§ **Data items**
******************************

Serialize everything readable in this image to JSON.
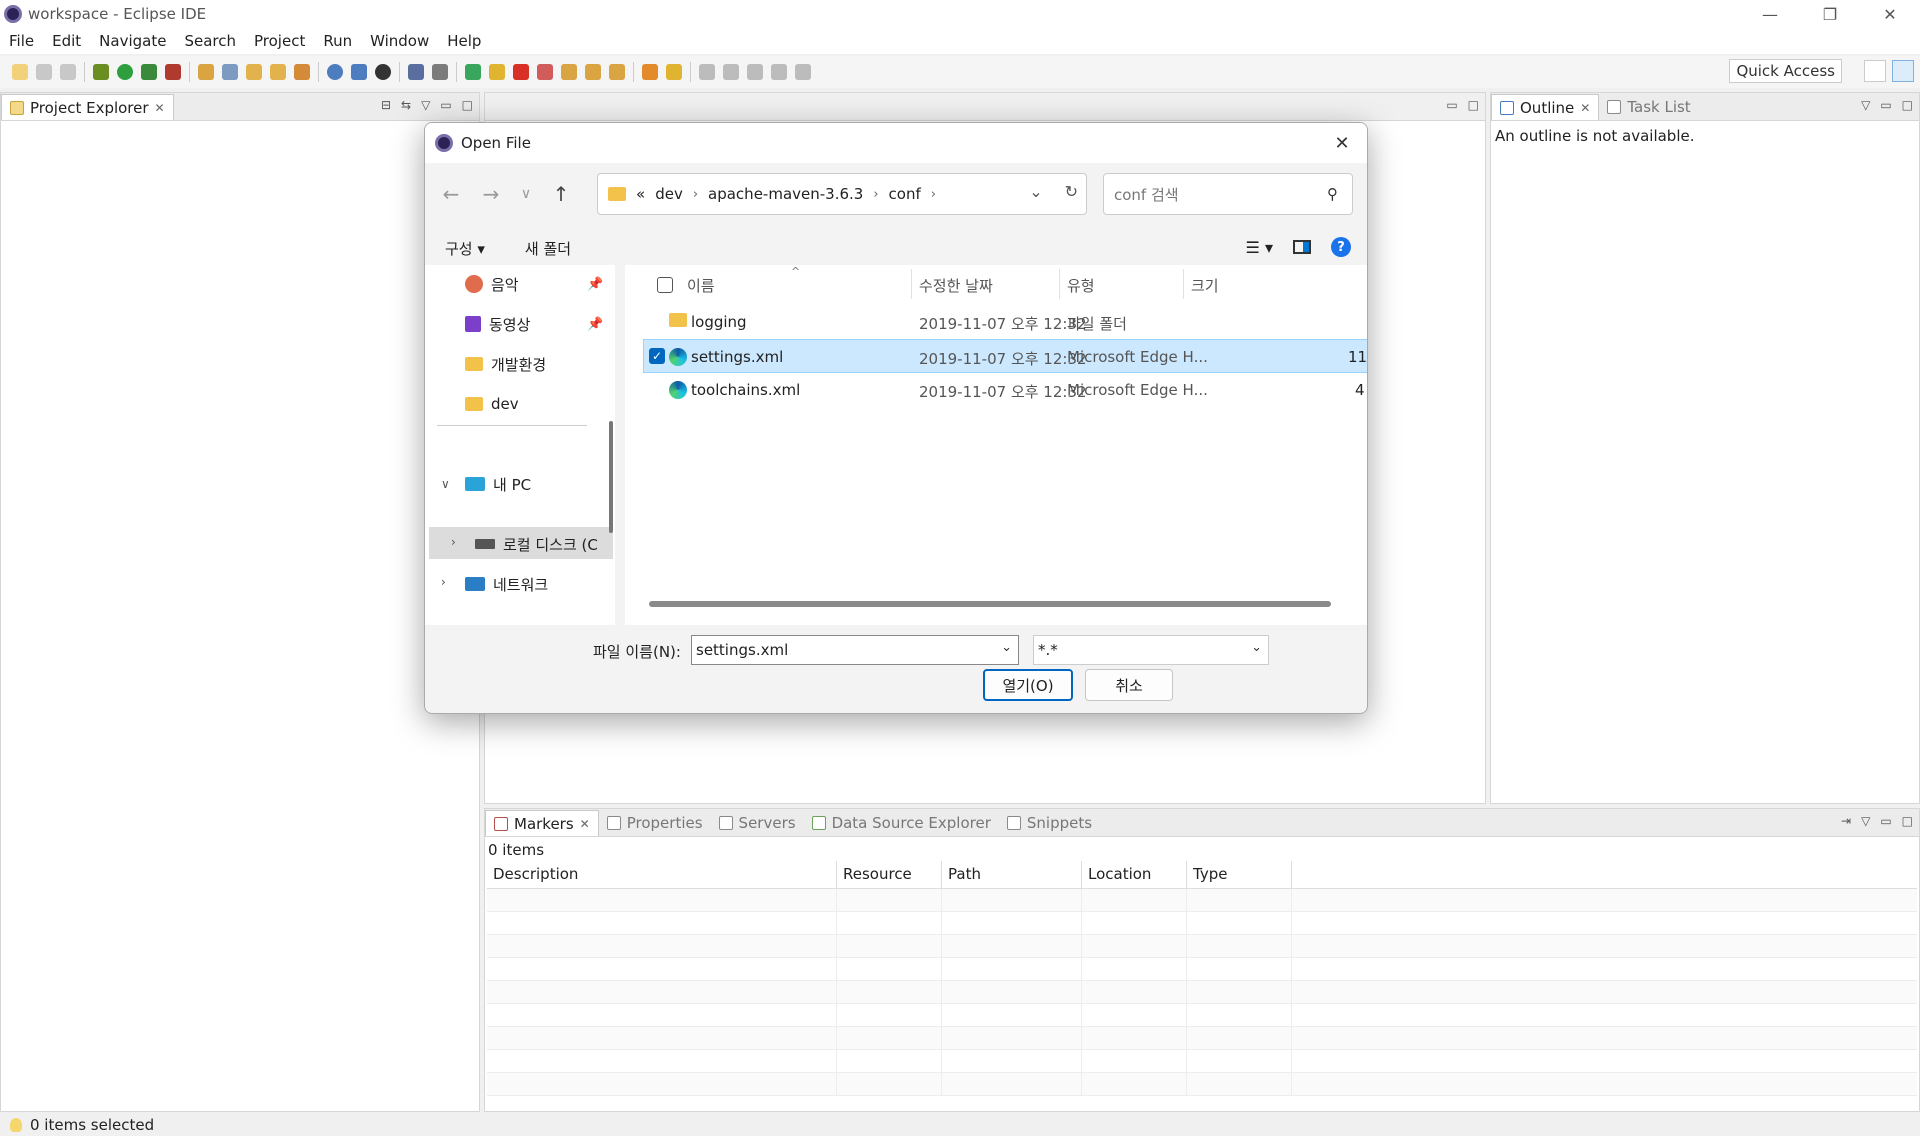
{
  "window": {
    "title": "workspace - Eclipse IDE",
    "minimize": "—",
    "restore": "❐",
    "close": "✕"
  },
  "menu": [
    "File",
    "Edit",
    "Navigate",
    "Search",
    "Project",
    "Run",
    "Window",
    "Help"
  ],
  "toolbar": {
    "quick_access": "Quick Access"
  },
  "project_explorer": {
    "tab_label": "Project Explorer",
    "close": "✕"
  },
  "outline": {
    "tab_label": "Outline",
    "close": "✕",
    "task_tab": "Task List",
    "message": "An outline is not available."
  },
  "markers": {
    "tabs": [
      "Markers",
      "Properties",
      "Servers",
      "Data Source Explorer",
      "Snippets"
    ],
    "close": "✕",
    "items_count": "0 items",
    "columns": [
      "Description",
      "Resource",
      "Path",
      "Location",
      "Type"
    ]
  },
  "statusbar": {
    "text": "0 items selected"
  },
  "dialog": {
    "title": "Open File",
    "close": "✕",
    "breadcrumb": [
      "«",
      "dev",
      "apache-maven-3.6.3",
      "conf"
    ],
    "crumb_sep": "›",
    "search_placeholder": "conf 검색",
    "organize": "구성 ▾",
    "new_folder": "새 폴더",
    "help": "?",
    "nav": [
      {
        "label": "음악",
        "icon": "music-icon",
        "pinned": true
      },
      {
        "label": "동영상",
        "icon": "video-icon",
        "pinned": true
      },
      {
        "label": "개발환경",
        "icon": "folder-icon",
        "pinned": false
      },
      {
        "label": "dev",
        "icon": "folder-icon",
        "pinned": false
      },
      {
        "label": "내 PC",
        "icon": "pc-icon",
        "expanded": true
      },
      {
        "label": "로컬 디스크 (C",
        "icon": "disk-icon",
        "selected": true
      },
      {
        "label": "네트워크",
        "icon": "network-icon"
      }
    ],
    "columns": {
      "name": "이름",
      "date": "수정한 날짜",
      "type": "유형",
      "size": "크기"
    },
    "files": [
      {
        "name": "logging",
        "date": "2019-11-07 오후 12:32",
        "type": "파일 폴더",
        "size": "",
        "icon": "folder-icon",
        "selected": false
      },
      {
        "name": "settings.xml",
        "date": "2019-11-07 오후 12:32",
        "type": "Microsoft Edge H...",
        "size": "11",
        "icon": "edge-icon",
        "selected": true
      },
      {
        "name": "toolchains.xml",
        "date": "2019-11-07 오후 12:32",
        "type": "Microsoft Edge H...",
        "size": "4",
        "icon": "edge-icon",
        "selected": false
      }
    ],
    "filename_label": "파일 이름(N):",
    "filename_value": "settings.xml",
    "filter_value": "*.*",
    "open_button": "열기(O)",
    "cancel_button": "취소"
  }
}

******************************

§ **WHAT YOU ARE ASKED TO DO**
From the entries above, output every line exactly and omit any image.

§ **RESULT OF THIS EXERCISE**
Serialize everything readable in this image to JSON.
{
  "window": {
    "title": "workspace - Eclipse IDE",
    "minimize": "—",
    "restore": "❐",
    "close": "✕"
  },
  "menu": [
    "File",
    "Edit",
    "Navigate",
    "Search",
    "Project",
    "Run",
    "Window",
    "Help"
  ],
  "toolbar": {
    "quick_access": "Quick Access"
  },
  "project_explorer": {
    "tab_label": "Project Explorer",
    "close": "✕"
  },
  "outline": {
    "tab_label": "Outline",
    "close": "✕",
    "task_tab": "Task List",
    "message": "An outline is not available."
  },
  "markers": {
    "tabs": [
      "Markers",
      "Properties",
      "Servers",
      "Data Source Explorer",
      "Snippets"
    ],
    "close": "✕",
    "items_count": "0 items",
    "columns": [
      "Description",
      "Resource",
      "Path",
      "Location",
      "Type"
    ]
  },
  "statusbar": {
    "text": "0 items selected"
  },
  "dialog": {
    "title": "Open File",
    "close": "✕",
    "breadcrumb": [
      "«",
      "dev",
      "apache-maven-3.6.3",
      "conf"
    ],
    "crumb_sep": "›",
    "search_placeholder": "conf 검색",
    "organize": "구성 ▾",
    "new_folder": "새 폴더",
    "help": "?",
    "nav": [
      {
        "label": "음악",
        "icon": "music-icon",
        "pinned": true
      },
      {
        "label": "동영상",
        "icon": "video-icon",
        "pinned": true
      },
      {
        "label": "개발환경",
        "icon": "folder-icon",
        "pinned": false
      },
      {
        "label": "dev",
        "icon": "folder-icon",
        "pinned": false
      },
      {
        "label": "내 PC",
        "icon": "pc-icon",
        "expanded": true
      },
      {
        "label": "로컬 디스크 (C",
        "icon": "disk-icon",
        "selected": true
      },
      {
        "label": "네트워크",
        "icon": "network-icon"
      }
    ],
    "columns": {
      "name": "이름",
      "date": "수정한 날짜",
      "type": "유형",
      "size": "크기"
    },
    "files": [
      {
        "name": "logging",
        "date": "2019-11-07 오후 12:32",
        "type": "파일 폴더",
        "size": "",
        "icon": "folder-icon",
        "selected": false
      },
      {
        "name": "settings.xml",
        "date": "2019-11-07 오후 12:32",
        "type": "Microsoft Edge H...",
        "size": "11",
        "icon": "edge-icon",
        "selected": true
      },
      {
        "name": "toolchains.xml",
        "date": "2019-11-07 오후 12:32",
        "type": "Microsoft Edge H...",
        "size": "4",
        "icon": "edge-icon",
        "selected": false
      }
    ],
    "filename_label": "파일 이름(N):",
    "filename_value": "settings.xml",
    "filter_value": "*.*",
    "open_button": "열기(O)",
    "cancel_button": "취소"
  }
}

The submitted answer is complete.